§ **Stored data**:
[Begin]

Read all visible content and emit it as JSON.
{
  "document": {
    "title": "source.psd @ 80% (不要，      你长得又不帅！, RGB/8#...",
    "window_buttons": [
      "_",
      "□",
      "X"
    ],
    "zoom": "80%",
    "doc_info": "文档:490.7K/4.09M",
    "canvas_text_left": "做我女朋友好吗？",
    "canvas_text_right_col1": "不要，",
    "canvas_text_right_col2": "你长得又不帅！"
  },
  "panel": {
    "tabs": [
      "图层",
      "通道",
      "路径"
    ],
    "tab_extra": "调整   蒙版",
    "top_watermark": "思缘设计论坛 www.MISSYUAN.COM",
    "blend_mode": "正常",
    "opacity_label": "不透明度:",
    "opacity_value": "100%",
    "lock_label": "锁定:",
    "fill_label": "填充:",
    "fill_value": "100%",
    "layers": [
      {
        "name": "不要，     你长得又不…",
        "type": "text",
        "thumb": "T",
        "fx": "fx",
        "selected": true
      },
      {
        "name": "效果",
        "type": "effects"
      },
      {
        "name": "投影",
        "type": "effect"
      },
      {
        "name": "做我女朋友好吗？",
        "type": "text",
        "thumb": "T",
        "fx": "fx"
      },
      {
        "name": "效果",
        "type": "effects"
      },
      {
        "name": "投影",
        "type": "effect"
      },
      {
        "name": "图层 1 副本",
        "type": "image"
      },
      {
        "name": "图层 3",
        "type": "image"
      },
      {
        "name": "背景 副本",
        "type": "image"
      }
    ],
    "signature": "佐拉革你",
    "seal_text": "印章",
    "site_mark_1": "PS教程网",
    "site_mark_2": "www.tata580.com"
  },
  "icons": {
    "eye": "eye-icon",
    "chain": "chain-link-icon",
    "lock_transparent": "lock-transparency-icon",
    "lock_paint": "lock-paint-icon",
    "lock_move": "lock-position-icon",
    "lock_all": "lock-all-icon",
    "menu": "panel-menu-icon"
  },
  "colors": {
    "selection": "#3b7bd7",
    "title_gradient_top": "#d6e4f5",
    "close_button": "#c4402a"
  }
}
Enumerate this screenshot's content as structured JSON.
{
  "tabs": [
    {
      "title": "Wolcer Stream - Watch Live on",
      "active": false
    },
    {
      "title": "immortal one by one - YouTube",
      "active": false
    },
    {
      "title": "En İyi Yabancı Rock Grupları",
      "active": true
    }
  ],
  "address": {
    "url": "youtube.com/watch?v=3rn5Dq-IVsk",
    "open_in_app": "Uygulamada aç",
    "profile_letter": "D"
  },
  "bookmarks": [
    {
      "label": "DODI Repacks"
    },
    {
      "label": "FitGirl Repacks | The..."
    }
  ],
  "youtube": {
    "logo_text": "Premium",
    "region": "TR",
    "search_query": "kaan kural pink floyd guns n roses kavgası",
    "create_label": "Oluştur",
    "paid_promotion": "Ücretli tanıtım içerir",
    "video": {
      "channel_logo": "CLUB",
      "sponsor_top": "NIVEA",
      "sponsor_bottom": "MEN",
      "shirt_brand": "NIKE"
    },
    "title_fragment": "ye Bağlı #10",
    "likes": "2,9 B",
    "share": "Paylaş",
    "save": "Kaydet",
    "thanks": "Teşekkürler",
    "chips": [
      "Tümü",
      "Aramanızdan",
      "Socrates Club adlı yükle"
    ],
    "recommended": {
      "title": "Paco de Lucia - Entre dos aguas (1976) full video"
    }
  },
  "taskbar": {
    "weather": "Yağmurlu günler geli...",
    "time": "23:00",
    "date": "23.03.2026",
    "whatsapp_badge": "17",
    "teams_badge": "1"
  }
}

[End]

§ **Requirements**:
Output all of the data again. Match it exactly.

§ **Solution for this problem**:
Read all visible content and emit it as JSON.
{
  "document": {
    "title": "source.psd @ 80% (不要，      你长得又不帅！, RGB/8#...",
    "window_buttons": [
      "_",
      "□",
      "X"
    ],
    "zoom": "80%",
    "doc_info": "文档:490.7K/4.09M",
    "canvas_text_left": "做我女朋友好吗？",
    "canvas_text_right_col1": "不要，",
    "canvas_text_right_col2": "你长得又不帅！"
  },
  "panel": {
    "tabs": [
      "图层",
      "通道",
      "路径"
    ],
    "tab_extra": "调整   蒙版",
    "top_watermark": "思缘设计论坛 www.MISSYUAN.COM",
    "blend_mode": "正常",
    "opacity_label": "不透明度:",
    "opacity_value": "100%",
    "lock_label": "锁定:",
    "fill_label": "填充:",
    "fill_value": "100%",
    "layers": [
      {
        "name": "不要，     你长得又不…",
        "type": "text",
        "thumb": "T",
        "fx": "fx",
        "selected": true
      },
      {
        "name": "效果",
        "type": "effects"
      },
      {
        "name": "投影",
        "type": "effect"
      },
      {
        "name": "做我女朋友好吗？",
        "type": "text",
        "thumb": "T",
        "fx": "fx"
      },
      {
        "name": "效果",
        "type": "effects"
      },
      {
        "name": "投影",
        "type": "effect"
      },
      {
        "name": "图层 1 副本",
        "type": "image"
      },
      {
        "name": "图层 3",
        "type": "image"
      },
      {
        "name": "背景 副本",
        "type": "image"
      }
    ],
    "signature": "佐拉革你",
    "seal_text": "印章",
    "site_mark_1": "PS教程网",
    "site_mark_2": "www.tata580.com"
  },
  "icons": {
    "eye": "eye-icon",
    "chain": "chain-link-icon",
    "lock_transparent": "lock-transparency-icon",
    "lock_paint": "lock-paint-icon",
    "lock_move": "lock-position-icon",
    "lock_all": "lock-all-icon",
    "menu": "panel-menu-icon"
  },
  "colors": {
    "selection": "#3b7bd7",
    "title_gradient_top": "#d6e4f5",
    "close_button": "#c4402a"
  }
}
Enumerate this screenshot's content as structured JSON.
{
  "tabs": [
    {
      "title": "Wolcer Stream - Watch Live on",
      "active": false
    },
    {
      "title": "immortal one by one - YouTube",
      "active": false
    },
    {
      "title": "En İyi Yabancı Rock Grupları",
      "active": true
    }
  ],
  "address": {
    "url": "youtube.com/watch?v=3rn5Dq-IVsk",
    "open_in_app": "Uygulamada aç",
    "profile_letter": "D"
  },
  "bookmarks": [
    {
      "label": "DODI Repacks"
    },
    {
      "label": "FitGirl Repacks | The..."
    }
  ],
  "youtube": {
    "logo_text": "Premium",
    "region": "TR",
    "search_query": "kaan kural pink floyd guns n roses kavgası",
    "create_label": "Oluştur",
    "paid_promotion": "Ücretli tanıtım içerir",
    "video": {
      "channel_logo": "CLUB",
      "sponsor_top": "NIVEA",
      "sponsor_bottom": "MEN",
      "shirt_brand": "NIKE"
    },
    "title_fragment": "ye Bağlı #10",
    "likes": "2,9 B",
    "share": "Paylaş",
    "save": "Kaydet",
    "thanks": "Teşekkürler",
    "chips": [
      "Tümü",
      "Aramanızdan",
      "Socrates Club adlı yükle"
    ],
    "recommended": {
      "title": "Paco de Lucia - Entre dos aguas (1976) full video"
    }
  },
  "taskbar": {
    "weather": "Yağmurlu günler geli...",
    "time": "23:00",
    "date": "23.03.2026",
    "whatsapp_badge": "17",
    "teams_badge": "1"
  }
}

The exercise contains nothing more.